RNA in situ hybridization

A tissue microarray (HlugA150CS03) was obtained, and probe hybridization was performed by Shanghai Outdo Biotech Co., Ltd. (Shanghai, China) to detect the transcription levels of lncRNA SOX2OT in 75 paired lung cancer and adjacent specimens. Probes detecting SOX2OT were synthesized and used according to the instructions of the Enhanced Sensitive ISH Detection Kit I (MK11012-h, BOSTER Biological Technology). Results were screened and scored according to the signal intensity. The whole visual field of tissues was observed under a low-power microscope. The staining was classified into weak positive, medium positive, and strong positive signals, which appeared light yellow (1+), brownish yellow (2+), and brown (3+), respectively.

*Available data*:

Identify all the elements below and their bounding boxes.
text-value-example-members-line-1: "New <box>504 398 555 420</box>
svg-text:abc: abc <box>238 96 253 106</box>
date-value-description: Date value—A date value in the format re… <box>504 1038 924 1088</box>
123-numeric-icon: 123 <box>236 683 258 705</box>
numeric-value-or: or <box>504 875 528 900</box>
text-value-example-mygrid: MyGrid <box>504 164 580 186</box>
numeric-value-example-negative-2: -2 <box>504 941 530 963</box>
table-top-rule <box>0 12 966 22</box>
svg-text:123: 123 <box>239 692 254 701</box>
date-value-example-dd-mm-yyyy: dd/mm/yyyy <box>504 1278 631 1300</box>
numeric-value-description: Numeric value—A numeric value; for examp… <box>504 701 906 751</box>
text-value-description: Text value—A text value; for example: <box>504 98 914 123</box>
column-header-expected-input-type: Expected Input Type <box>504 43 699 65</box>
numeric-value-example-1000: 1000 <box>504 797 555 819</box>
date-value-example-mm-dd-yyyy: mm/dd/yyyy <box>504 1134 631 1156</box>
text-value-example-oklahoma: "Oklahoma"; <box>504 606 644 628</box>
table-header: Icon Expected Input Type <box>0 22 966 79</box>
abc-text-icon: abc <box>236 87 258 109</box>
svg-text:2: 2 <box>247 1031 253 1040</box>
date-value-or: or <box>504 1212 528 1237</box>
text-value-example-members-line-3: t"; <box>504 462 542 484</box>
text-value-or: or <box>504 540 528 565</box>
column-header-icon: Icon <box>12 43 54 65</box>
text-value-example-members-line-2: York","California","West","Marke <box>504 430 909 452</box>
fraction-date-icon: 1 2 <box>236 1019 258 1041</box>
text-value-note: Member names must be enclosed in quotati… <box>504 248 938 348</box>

*Activities*:
A - Retype the RNA in situ hybridization text, beginning at the words "A tissue microarray" and stopping after "brown (3+), respectively.".
B - Write the next part of the RNA in situ hybridization text, picking up after its final sentence.

*Answers for this exercise*:
A -
A tissue microarray (HlugA150CS03) was obtained, and probe hybridization was performed by Shanghai Outdo Biotech Co., Ltd. (Shanghai, China) to detect the transcription levels of lncRNA SOX2OT in 75 paired lung cancer and adjacent specimens. Probes detecting SOX2OT were synthesized and used according to the instructions of the Enhanced Sensitive ISH Detection Kit I (MK11012-h, BOSTER Biological Technology). Results were screened and scored according to the signal intensity. The whole visual field of tissues was observed under a low-power microscope. The staining was classified into weak positive, medium positive, and strong positive signals, which appeared light yellow (1+), brownish yellow (2+), and brown (3+), respectively.

B -
Xenograft mouse model establishment and drug administration

Female BALB/C nude mice (Ji’nan Pengyue Laboratory Animal Breeding Co., Ltd., Ji’nan, China) aged 6–8 weeks were used in animal experiments. To construct the subcutaneous xenograft mouse model, each mouse was subcutaneously injected with 200 μL PBS containing 5 × 106 A549 cells. Two weeks after the injection, saline or drugs were injected intraperitoneally. Specifically, 100 μL/d physiological saline was injected into mice in the control group. Mice in three treatment groups (n = 6 each group) were injected with either 50 mg/kg/d GANT58, 10 mg/kg/d SAH, or 50 mg/kg/d GANT58 + 10 mg/kg/d SAH every 2 days, and tumor dimensions and mouse weight were measured every 2 days via digital caliper measurements until day 21. The tumor volume was calculated using the formula V = (length × width2)/2. All mice were sacrificed humanely after day 23, and tumors were collected for subsequent experiments.

Immunohistochemistry staining (IHC)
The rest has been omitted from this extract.